**PROBLEM TO SOLVE**: Write the records out again, precisely as they stand.

**ENTRIES**:
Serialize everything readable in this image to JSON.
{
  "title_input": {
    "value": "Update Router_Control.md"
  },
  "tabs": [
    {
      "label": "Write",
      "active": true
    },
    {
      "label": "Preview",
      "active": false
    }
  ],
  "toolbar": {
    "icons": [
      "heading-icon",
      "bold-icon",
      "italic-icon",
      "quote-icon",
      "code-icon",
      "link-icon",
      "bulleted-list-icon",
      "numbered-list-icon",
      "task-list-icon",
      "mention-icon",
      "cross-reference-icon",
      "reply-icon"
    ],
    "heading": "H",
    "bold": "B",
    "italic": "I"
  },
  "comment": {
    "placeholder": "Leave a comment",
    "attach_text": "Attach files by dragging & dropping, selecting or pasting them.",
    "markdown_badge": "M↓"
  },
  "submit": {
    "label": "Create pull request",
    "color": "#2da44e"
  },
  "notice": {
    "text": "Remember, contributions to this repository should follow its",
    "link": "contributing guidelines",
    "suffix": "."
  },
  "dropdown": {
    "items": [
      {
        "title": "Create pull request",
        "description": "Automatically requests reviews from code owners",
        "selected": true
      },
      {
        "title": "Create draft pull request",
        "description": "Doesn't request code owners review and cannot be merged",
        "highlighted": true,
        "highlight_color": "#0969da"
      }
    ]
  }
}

**WRITTEN RESPONSE**:
Serialize everything readable in this image to JSON.
{
  "title_input": {
    "value": "Update Router_Control.md"
  },
  "tabs": [
    {
      "label": "Write",
      "active": true
    },
    {
      "label": "Preview",
      "active": false
    }
  ],
  "toolbar": {
    "icons": [
      "heading-icon",
      "bold-icon",
      "italic-icon",
      "quote-icon",
      "code-icon",
      "link-icon",
      "bulleted-list-icon",
      "numbered-list-icon",
      "task-list-icon",
      "mention-icon",
      "cross-reference-icon",
      "reply-icon"
    ],
    "heading": "H",
    "bold": "B",
    "italic": "I"
  },
  "comment": {
    "placeholder": "Leave a comment",
    "attach_text": "Attach files by dragging & dropping, selecting or pasting them.",
    "markdown_badge": "M↓"
  },
  "submit": {
    "label": "Create pull request",
    "color": "#2da44e"
  },
  "notice": {
    "text": "Remember, contributions to this repository should follow its",
    "link": "contributing guidelines",
    "suffix": "."
  },
  "dropdown": {
    "items": [
      {
        "title": "Create pull request",
        "description": "Automatically requests reviews from code owners",
        "selected": true
      },
      {
        "title": "Create draft pull request",
        "description": "Doesn't request code owners review and cannot be merged",
        "highlighted": true,
        "highlight_color": "#0969da"
      }
    ]
  }
}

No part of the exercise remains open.